**Problem description**.
Filter the records below and copy every line containing the word "this".

Dataset records
◇ ◇ ◇ ◇
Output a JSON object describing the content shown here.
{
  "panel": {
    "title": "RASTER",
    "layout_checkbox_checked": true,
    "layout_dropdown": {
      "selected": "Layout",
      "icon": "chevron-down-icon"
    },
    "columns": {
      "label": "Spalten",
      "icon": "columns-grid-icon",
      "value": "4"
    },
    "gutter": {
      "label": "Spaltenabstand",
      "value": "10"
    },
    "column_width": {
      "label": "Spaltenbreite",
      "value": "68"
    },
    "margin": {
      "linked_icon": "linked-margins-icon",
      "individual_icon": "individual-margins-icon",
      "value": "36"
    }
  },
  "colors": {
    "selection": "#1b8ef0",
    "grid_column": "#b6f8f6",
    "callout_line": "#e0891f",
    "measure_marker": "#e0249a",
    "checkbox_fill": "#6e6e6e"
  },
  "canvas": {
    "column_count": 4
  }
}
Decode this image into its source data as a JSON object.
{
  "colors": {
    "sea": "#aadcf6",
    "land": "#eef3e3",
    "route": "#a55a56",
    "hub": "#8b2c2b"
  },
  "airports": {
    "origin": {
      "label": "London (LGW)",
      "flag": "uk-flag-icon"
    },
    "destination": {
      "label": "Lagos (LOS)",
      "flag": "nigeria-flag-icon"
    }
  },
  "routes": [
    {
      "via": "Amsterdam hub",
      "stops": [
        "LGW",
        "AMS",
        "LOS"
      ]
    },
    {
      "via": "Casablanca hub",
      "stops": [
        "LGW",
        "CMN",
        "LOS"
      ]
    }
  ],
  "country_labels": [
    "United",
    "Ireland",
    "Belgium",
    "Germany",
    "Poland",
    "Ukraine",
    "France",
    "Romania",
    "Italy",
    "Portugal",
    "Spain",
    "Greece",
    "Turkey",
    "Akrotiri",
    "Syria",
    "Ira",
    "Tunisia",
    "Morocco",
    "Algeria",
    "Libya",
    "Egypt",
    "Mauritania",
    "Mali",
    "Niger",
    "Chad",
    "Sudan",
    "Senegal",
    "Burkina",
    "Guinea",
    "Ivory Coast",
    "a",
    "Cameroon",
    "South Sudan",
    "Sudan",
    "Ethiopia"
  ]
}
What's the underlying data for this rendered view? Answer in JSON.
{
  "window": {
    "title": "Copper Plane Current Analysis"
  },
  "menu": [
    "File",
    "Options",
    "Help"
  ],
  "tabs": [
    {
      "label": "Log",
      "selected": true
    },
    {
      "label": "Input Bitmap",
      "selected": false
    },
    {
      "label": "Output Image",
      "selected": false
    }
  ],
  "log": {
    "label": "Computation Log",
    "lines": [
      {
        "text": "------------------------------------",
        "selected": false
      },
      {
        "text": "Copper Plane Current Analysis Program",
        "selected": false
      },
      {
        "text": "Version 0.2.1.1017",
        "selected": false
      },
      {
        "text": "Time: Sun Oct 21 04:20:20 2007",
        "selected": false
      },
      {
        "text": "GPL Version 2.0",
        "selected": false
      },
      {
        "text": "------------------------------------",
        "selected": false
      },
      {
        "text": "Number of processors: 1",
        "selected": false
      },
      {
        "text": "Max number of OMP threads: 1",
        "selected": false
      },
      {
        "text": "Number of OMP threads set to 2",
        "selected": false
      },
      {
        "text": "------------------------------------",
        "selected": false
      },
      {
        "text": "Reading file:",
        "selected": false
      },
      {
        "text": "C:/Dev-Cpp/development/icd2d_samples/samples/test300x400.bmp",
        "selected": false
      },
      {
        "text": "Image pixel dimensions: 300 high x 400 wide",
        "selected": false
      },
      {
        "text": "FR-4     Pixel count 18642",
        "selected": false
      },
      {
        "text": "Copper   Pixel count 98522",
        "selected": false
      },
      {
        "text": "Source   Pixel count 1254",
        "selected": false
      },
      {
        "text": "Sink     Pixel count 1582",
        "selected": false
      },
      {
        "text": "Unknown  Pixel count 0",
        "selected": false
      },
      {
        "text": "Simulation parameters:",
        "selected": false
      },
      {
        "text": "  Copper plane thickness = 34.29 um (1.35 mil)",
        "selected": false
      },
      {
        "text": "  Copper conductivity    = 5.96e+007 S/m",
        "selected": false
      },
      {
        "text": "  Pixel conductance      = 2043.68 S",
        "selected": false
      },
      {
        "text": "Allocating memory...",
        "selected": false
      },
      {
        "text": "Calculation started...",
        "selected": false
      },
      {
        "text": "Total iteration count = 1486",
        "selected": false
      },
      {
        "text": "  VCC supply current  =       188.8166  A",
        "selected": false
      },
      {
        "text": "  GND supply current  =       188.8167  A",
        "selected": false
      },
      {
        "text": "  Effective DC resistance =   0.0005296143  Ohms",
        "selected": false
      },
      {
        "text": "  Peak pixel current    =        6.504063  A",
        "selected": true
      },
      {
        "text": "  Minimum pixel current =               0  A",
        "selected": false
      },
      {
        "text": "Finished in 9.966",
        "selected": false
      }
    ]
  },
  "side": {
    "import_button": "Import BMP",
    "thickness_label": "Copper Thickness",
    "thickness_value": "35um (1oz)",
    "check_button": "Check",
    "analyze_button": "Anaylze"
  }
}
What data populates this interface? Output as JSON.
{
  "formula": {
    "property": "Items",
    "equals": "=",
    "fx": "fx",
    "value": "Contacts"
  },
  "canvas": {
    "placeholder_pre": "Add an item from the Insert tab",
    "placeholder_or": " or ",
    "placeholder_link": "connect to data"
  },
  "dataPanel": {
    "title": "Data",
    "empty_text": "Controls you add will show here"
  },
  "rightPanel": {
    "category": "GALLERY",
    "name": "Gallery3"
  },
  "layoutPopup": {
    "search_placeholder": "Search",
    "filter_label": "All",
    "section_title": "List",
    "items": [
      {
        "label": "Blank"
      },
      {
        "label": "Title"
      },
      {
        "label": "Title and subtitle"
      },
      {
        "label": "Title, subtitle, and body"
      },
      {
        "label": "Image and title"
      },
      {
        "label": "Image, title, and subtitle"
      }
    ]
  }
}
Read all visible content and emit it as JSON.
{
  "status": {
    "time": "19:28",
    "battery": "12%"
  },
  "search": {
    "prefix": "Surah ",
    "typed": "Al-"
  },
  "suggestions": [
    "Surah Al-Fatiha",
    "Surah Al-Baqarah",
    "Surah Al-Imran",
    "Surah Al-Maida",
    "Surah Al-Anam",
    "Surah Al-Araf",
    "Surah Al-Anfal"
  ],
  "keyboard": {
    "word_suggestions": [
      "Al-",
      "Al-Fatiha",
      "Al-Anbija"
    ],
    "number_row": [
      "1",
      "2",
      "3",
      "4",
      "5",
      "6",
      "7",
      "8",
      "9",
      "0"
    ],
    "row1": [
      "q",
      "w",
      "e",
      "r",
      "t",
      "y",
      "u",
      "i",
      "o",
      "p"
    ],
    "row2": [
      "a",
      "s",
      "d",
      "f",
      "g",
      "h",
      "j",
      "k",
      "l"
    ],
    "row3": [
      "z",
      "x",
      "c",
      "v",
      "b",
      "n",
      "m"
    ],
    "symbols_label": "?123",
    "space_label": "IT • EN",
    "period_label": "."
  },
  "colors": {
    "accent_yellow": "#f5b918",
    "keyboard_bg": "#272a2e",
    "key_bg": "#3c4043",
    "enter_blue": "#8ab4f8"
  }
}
◇ ◇ ◇ ◇
**Solved exercise**.
Decode this image into its source data as a JSON object.
What's the underlying data for this rendered view? Answer in JSON.
What data populates this interface? Output as JSON.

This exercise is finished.